• Figure content listings
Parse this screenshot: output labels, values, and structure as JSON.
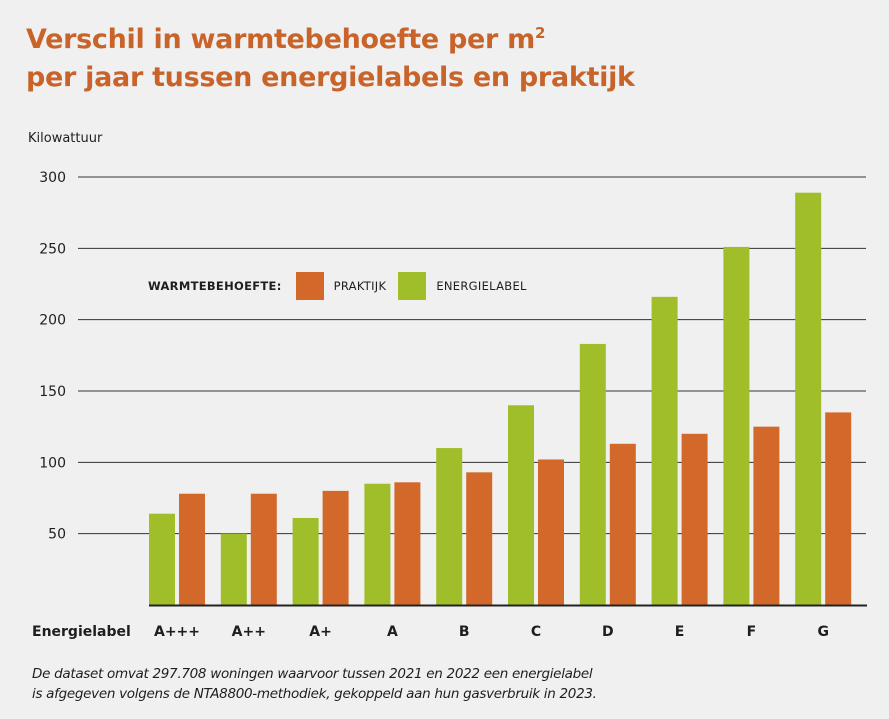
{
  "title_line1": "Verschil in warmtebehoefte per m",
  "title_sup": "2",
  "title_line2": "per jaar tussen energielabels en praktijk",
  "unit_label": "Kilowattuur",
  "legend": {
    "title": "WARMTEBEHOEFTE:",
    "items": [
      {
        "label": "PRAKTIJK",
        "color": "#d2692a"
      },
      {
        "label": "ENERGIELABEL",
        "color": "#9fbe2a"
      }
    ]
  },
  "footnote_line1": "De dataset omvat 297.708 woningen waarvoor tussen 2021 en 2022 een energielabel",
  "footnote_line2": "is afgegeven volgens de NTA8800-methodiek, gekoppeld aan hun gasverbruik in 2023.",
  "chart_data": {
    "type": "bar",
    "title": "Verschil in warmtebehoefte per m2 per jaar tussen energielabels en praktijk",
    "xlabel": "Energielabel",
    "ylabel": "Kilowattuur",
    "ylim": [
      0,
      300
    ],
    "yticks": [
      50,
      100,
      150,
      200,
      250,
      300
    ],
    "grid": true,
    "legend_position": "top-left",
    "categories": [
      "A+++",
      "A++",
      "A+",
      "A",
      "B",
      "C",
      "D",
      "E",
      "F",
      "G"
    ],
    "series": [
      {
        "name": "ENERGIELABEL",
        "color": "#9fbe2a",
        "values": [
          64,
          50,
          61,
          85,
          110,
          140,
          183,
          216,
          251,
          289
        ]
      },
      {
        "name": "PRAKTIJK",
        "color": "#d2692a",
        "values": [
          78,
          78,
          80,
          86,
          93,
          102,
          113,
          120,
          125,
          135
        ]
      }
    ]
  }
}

--

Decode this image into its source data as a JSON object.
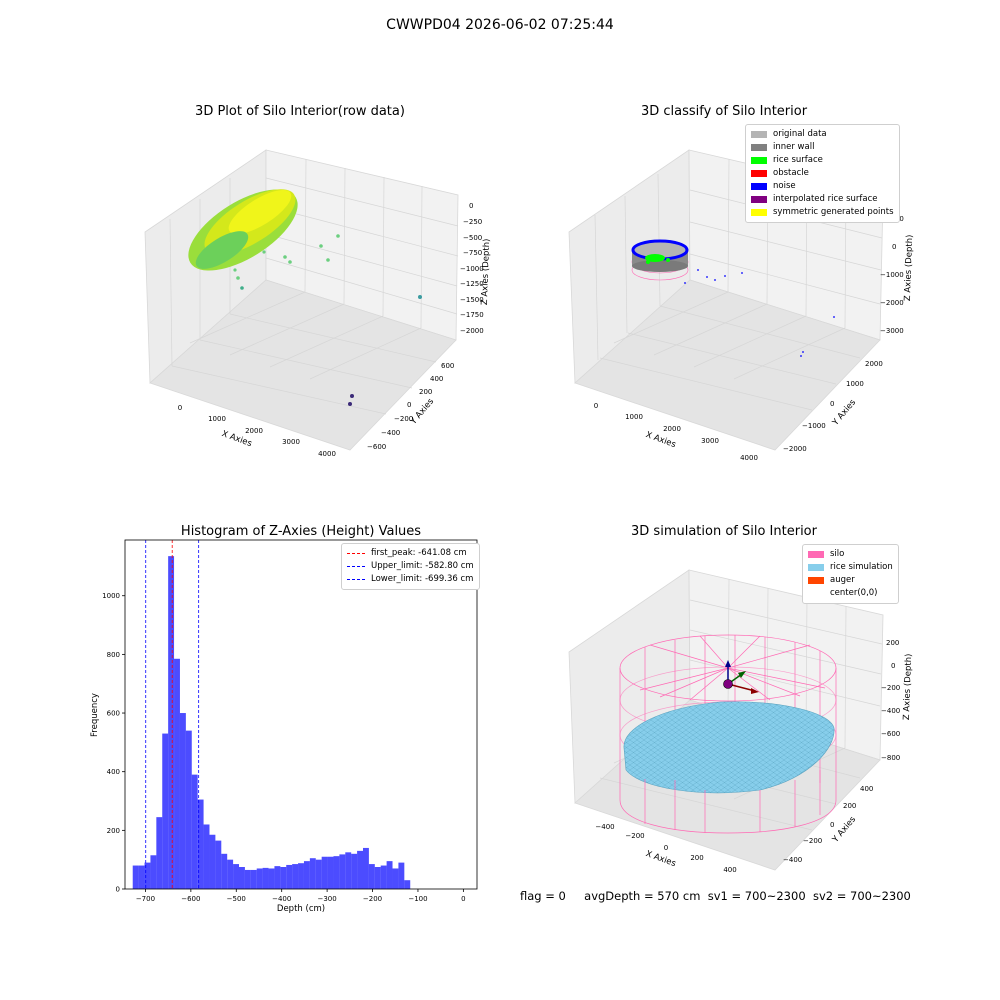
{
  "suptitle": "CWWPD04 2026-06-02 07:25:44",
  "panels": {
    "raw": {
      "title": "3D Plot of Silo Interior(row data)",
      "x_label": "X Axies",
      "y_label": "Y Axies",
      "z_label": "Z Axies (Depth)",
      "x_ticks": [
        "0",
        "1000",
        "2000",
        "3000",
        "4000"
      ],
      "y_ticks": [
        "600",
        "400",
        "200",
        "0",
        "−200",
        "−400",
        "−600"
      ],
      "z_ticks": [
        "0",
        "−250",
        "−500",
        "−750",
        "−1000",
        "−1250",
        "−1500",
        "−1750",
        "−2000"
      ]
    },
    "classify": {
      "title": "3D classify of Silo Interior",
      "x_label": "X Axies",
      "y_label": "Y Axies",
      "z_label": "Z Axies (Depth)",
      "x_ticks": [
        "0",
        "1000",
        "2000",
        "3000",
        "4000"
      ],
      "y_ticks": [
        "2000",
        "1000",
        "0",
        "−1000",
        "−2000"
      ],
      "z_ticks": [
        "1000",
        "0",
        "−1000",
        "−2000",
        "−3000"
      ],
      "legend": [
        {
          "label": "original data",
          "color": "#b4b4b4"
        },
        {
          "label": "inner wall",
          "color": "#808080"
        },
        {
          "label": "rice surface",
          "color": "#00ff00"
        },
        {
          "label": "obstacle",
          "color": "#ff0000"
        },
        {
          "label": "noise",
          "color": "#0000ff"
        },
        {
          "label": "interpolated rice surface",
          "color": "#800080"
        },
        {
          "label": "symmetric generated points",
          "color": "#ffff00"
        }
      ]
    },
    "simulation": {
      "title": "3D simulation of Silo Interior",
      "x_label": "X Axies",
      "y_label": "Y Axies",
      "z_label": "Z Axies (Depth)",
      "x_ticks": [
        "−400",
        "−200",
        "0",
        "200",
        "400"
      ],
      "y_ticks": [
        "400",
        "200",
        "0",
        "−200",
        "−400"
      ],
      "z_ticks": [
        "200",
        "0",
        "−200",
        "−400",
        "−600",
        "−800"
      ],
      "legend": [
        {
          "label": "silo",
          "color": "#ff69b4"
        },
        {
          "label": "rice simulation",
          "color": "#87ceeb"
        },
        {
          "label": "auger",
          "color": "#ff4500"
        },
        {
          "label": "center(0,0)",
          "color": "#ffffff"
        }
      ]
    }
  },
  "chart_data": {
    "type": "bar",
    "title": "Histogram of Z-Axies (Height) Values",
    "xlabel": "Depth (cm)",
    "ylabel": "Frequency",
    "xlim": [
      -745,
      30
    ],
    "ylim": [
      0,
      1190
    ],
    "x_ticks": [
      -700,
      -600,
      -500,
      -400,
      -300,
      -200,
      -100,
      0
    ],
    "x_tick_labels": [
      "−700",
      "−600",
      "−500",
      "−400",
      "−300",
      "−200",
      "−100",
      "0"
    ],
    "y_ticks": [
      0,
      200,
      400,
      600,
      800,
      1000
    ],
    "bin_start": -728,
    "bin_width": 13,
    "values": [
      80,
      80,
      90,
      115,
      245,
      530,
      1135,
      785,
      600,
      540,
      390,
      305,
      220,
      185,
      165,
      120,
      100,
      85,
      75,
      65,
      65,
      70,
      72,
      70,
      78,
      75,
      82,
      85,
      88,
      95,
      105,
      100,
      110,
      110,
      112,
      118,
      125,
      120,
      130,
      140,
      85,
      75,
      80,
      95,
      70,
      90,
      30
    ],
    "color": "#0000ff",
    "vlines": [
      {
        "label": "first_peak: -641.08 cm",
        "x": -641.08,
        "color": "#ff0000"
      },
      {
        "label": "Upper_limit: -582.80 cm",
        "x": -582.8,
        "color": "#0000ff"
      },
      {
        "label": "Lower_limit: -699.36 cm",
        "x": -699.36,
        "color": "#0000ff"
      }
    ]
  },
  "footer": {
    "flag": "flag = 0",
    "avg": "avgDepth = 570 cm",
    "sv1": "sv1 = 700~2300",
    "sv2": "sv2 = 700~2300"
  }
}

• WORK TO BE COMPLETED
Using the entries above, return each line in which the word "energielabels" occurs.

• SOLUTION TO THIS EXERCISE
  "title_line2": "per jaar tussen energielabels en praktijk",
    "title": "Verschil in warmtebehoefte per m2 per jaar tussen energielabels en praktijk",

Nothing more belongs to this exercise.